Calathea Network care is surprisingly easy considering it is a calathea, one of the most dramatic houseplants out there! Learn all about the Calathea musaica, including how to grow it big and bushy!
How do you care for a Calathea Network?
The Calathea musaica, also known as the Calathea Network, is a newer tropical houseplant on the U.S. market. It has remarkably patterned leaves that grow large and light green with cream-colored linear patterns, almost like a code.
Calathea Network is slow growing and doesn’t flower as a houseplant, but in nature they produce cute white flowers. They are somewhat difficult to care for and require just the right environment to thrive—which probably sounds familiar with a Calathea.
I do think these are a bit easier than some other drama-queen Calatheas, though. The great thing about these plants is they will immediately tell you when they need something, all you have to do is listen. Read about Calathea plants in general for more on the genus!
Is network Calathea rare?

◆ ◆ ◆ ◆ ◆ ◆ ◆

— SHORT PROBLEM 1 —
Write out the Calathea article word for word, starting with "Calathea Network care" and going on through "like a code.".

◆ ◆ ◆ ◆ ◆ ◆ ◆

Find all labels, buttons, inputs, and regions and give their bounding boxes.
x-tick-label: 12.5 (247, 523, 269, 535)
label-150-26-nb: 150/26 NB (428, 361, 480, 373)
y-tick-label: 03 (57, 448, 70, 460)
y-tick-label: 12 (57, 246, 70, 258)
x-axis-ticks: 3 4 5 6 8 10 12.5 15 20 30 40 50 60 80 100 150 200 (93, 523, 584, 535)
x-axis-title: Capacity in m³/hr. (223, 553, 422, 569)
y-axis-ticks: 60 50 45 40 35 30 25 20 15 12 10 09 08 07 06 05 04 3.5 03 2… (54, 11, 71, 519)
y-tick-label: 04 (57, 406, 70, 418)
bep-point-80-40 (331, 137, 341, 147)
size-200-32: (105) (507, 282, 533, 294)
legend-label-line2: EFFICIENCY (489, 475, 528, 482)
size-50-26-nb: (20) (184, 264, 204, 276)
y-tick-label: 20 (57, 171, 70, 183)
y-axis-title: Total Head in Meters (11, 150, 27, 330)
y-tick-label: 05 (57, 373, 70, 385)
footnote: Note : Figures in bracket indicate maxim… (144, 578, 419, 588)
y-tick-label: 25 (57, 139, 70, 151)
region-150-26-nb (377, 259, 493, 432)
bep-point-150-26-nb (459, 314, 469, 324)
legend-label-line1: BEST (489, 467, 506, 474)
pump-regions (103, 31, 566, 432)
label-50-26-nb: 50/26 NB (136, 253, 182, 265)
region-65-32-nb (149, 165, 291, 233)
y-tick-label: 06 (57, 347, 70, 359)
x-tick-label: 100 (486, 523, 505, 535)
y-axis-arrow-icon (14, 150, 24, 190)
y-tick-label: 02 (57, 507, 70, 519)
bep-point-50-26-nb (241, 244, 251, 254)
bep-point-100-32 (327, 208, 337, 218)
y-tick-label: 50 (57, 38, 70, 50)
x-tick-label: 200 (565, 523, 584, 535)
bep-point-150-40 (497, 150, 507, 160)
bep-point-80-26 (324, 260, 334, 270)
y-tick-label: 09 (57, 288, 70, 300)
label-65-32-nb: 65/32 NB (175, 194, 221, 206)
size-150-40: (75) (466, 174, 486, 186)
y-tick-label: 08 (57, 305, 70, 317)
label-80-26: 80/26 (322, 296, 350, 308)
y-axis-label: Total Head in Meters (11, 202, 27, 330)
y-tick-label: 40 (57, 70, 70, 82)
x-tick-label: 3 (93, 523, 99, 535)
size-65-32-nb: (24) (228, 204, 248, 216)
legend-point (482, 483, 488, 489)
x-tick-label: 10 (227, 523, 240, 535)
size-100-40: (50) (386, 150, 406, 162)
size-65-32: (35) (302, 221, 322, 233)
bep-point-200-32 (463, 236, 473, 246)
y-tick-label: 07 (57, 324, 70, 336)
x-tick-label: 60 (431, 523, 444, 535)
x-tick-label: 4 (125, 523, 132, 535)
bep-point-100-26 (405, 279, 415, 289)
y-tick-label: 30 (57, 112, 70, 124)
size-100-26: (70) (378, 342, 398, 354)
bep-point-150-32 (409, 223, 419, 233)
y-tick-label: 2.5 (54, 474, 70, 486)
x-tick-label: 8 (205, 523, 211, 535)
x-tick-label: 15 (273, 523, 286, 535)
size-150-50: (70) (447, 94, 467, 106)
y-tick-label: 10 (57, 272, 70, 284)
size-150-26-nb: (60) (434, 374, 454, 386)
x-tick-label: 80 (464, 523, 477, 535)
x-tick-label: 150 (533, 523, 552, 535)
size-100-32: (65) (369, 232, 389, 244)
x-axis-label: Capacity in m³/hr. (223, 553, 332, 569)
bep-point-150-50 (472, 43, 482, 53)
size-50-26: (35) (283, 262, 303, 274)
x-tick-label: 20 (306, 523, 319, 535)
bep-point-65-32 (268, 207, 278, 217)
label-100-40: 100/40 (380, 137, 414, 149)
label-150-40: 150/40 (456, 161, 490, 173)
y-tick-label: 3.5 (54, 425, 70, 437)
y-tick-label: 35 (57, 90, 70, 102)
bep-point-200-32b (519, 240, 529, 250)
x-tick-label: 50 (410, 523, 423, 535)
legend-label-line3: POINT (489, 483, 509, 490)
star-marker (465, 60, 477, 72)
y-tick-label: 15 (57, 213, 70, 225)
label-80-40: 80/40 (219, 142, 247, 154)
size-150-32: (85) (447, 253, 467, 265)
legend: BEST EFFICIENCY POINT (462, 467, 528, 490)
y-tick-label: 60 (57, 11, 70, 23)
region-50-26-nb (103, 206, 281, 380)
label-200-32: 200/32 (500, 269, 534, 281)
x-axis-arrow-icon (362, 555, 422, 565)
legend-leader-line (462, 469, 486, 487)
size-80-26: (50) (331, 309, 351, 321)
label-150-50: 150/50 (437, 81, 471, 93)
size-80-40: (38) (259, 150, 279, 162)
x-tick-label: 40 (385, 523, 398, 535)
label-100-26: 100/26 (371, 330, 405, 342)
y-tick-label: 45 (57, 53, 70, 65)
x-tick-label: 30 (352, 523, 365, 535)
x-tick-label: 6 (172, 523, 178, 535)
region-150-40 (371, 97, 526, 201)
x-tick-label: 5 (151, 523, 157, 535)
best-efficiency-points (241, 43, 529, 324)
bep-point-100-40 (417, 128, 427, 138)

◆ ◆ ◆ ◆ ◆ ◆ ◆

— SHORT PROBLEM 2 —
Show every line of the entries that contains the string "axis", matching case exactly.

— WRITTEN REPLY 1 —
Calathea Network care is surprisingly easy considering it is a calathea, one of the most dramatic houseplants out there! Learn all about the Calathea musaica, including how to grow it big and bushy!
How do you care for a Calathea Network?
The Calathea musaica, also known as the Calathea Network, is a newer tropical houseplant on the U.S. market. It has remarkably patterned leaves that grow large and light green with cream-colored linear patterns, almost like a code.

— WRITTEN REPLY 2 —
x-axis-ticks: 3 4 5 6 8 10 12.5 15 20 30 40 50 60 80 100 150 200 (93, 523, 584, 535)
x-axis-title: Capacity in m³/hr. (223, 553, 422, 569)
y-axis-ticks: 60 50 45 40 35 30 25 20 15 12 10 09 08 07 06 05 04 3.5 03 2… (54, 11, 71, 519)
y-axis-title: Total Head in Meters (11, 150, 27, 330)
y-axis-arrow-icon (14, 150, 24, 190)
y-axis-label: Total Head in Meters (11, 202, 27, 330)
x-axis-label: Capacity in m³/hr. (223, 553, 332, 569)
x-axis-arrow-icon (362, 555, 422, 565)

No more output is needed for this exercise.